**Supplied information:**
--- begin ---

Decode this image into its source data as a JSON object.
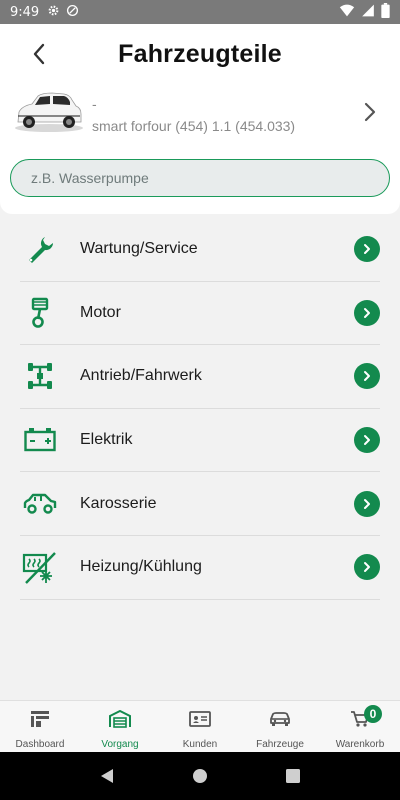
{
  "status_bar": {
    "time": "9:49",
    "left_icons": [
      "gear-icon",
      "no-disturb-icon"
    ],
    "right_icons": [
      "wifi-icon",
      "signal-icon",
      "battery-icon"
    ]
  },
  "header": {
    "title": "Fahrzeugteile",
    "back_icon": "chevron-left-icon"
  },
  "vehicle": {
    "name": "-",
    "model": "smart forfour (454) 1.1 (454.033)"
  },
  "search": {
    "placeholder": "z.B. Wasserpumpe",
    "value": ""
  },
  "menu": {
    "items": [
      {
        "label": "Wartung/Service",
        "icon": "wrench-icon"
      },
      {
        "label": "Motor",
        "icon": "piston-icon"
      },
      {
        "label": "Antrieb/Fahrwerk",
        "icon": "chassis-icon"
      },
      {
        "label": "Elektrik",
        "icon": "battery-icon"
      },
      {
        "label": "Karosserie",
        "icon": "car-body-icon"
      },
      {
        "label": "Heizung/Kühlung",
        "icon": "heating-cooling-icon"
      }
    ]
  },
  "bottom_nav": {
    "items": [
      {
        "label": "Dashboard",
        "icon": "dashboard-icon",
        "active": false
      },
      {
        "label": "Vorgang",
        "icon": "garage-icon",
        "active": true
      },
      {
        "label": "Kunden",
        "icon": "contact-card-icon",
        "active": false
      },
      {
        "label": "Fahrzeuge",
        "icon": "car-icon",
        "active": false
      },
      {
        "label": "Warenkorb",
        "icon": "cart-icon",
        "active": false
      }
    ],
    "cart_count": "0"
  },
  "colors": {
    "accent": "#138a4e",
    "status_bar": "#7a7a7a",
    "background": "#f2f2f2"
  }
}
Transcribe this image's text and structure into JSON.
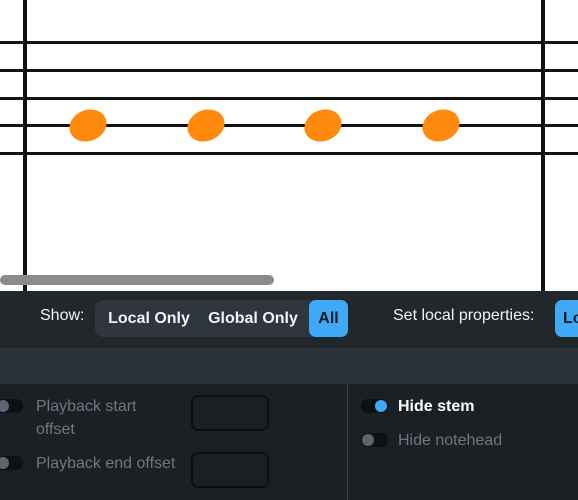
{
  "score": {
    "note_color": "#ff8a0d",
    "note_count": 4
  },
  "show_bar": {
    "show_label": "Show:",
    "filters": [
      {
        "label": "Local Only",
        "active": false
      },
      {
        "label": "Global Only",
        "active": false
      },
      {
        "label": "All",
        "active": true
      }
    ],
    "set_local_label": "Set local properties:",
    "local_button_label": "Lo"
  },
  "properties": {
    "left": [
      {
        "label_line1": "Playback start",
        "label_line2": "offset",
        "enabled": false,
        "value": ""
      },
      {
        "label_line1": "Playback end offset",
        "label_line2": "",
        "enabled": false,
        "value": ""
      }
    ],
    "right": [
      {
        "label": "Hide stem",
        "enabled": true
      },
      {
        "label": "Hide notehead",
        "enabled": false
      }
    ]
  },
  "colors": {
    "accent": "#3fa9f5",
    "panel_bg": "#22272c",
    "props_bg": "#1b2025"
  }
}
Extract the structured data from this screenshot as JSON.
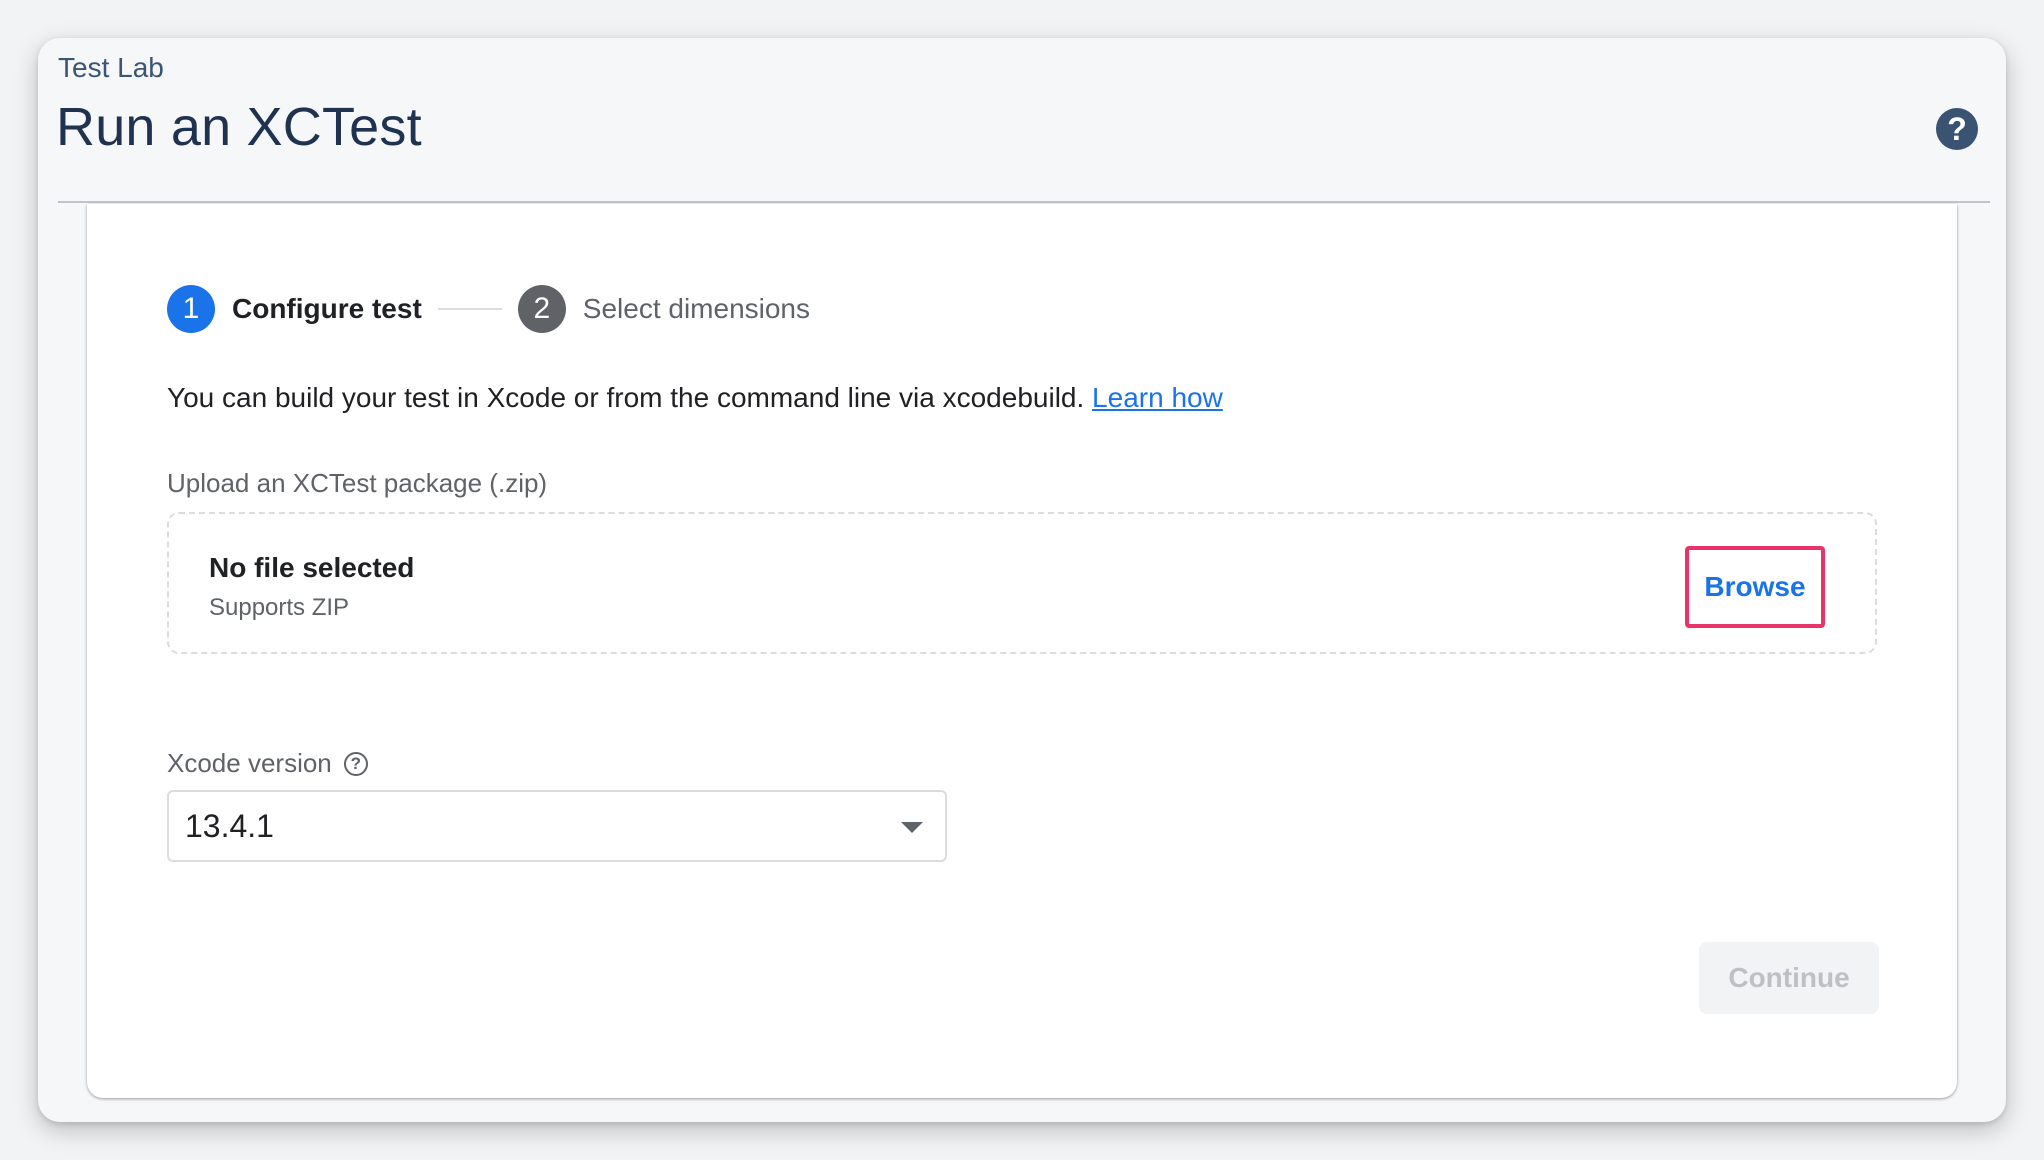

--- end ---

**The exercise:** Look for the word "data" and return every line where it occurs.

**Worked answer:**
Decode this image into its source data as a JSON object.
Extract the structured data from this screenshot as JSON.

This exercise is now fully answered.